→ EXTRACT PROVIDED:

[Start of section]

Example: Finite element solution of a cantilever
beam
The following example shows a simple 2D cantilever beam discretized with
722 nodes and 666 linear quad elements. This results in 1444 degrees of
freedom in total. The cantilever beam is subjected to a point load at
the tip and clamped at one side. There is no body force acting on it
(\(\mathbf{b} = \mathbf{0}\)).
Evaluation of the integrals and assembling it leads to a global system \[\mathbf{f} = \mathbf{K} \mathbf{u}\] with \(\mathbf{f}, \mathbf{u} \in \mathcal{R}^{1444}\) and \(\mathbf{K} \in \mathcal{R}^{1444x1444}\). Elimination of the 38 constrained degrees of freedom results in \[\mathbf{f}_\textrm{red} = \mathbf{K}_\textrm{red} \mathbf{u}_\textrm{red}\] with \(\mathbf{f}_\textrm{red}, \mathbf{u}_\textrm{red} \in \mathcal{R}^{1406}\) and \(\mathbf{K}_\textrm{red} \in \mathcal{R}^{1406x1406}\). This can be solved for \(\mathbf{u}_\textrm{red}\) representing the displacements at each node. The subsequent figure shows the norm of the displacement interpolated with linear shape functions.

[End of section]

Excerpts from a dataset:
[Start of section]

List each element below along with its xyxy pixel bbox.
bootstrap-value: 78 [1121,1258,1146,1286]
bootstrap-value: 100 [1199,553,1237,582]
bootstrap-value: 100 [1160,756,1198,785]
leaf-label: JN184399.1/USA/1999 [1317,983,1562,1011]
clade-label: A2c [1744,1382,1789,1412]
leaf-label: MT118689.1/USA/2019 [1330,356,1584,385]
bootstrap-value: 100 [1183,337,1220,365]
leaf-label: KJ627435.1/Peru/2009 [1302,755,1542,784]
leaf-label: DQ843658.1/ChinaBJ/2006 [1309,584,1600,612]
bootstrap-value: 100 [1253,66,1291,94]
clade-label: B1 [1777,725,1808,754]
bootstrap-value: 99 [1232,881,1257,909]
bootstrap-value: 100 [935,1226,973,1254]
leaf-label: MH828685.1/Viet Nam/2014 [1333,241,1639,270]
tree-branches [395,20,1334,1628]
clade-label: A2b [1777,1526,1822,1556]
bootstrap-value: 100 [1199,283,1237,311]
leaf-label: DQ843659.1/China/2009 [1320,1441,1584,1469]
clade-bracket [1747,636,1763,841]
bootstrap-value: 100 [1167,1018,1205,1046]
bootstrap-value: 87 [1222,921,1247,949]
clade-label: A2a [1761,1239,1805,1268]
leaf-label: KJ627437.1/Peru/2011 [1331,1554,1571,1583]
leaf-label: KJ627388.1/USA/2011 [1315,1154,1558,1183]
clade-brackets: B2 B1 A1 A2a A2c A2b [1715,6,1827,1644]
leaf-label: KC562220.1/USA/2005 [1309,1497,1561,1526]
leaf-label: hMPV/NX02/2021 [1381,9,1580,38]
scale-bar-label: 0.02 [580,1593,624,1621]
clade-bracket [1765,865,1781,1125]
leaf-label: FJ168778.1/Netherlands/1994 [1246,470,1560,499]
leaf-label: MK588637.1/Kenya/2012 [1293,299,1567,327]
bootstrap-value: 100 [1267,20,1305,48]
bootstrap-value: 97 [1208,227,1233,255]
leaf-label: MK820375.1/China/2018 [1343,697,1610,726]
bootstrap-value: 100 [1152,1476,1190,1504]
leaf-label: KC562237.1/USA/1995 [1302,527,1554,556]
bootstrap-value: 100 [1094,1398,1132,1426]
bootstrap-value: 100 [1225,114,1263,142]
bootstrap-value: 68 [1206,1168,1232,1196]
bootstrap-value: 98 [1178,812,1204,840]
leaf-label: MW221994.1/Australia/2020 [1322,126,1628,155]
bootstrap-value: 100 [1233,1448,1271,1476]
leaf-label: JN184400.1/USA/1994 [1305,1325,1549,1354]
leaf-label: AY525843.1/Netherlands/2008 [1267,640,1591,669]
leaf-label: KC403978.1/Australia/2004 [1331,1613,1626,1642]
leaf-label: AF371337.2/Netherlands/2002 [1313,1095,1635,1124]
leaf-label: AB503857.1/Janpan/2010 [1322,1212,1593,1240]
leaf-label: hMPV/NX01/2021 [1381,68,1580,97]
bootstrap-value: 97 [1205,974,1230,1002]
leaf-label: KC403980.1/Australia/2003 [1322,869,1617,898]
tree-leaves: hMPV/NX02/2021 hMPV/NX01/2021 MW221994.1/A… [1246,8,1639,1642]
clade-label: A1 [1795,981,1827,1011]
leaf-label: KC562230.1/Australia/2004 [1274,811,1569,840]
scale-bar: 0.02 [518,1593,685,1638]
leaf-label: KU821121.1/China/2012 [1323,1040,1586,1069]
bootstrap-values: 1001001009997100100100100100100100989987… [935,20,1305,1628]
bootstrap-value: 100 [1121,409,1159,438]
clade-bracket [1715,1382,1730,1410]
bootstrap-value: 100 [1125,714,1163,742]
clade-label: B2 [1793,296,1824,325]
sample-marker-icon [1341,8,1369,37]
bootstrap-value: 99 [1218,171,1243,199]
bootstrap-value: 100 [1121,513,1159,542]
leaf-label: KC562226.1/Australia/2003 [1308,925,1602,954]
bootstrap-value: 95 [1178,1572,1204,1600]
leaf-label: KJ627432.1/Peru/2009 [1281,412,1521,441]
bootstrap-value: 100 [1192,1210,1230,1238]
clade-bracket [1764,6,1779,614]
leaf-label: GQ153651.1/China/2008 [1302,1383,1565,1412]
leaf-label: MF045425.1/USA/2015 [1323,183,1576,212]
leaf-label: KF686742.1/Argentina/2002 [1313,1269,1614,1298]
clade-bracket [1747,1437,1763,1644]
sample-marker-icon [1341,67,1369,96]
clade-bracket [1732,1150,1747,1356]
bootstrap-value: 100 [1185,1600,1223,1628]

[End of section]

→ PROBLEMS AND TASKS:
1. List the loading and support conditions that the cantilever beam example states for the beam.
2. Translate this sentence from the cantilever beam example into Spanish: "The cantilever beam is subjected to a point load at the tip and clamped at one side."
3. Answer these questions using the cantilever beam example.
(a) How many linear quad elements is the beam discretized with?
(b) How many constrained degrees of freedom are eliminated?
(c) What kind of shape functions is the displacement norm interpolated with?

→ EXPECTED RESULTS:
1.
- A point load at the tip
- Clamped at one side
- No body force acting on it (b = 0)

2. La viga en voladizo está sometida a una carga puntual en el extremo y empotrada en un lado.

3.
(a) 666
(b) 38
(c) Linear shape functions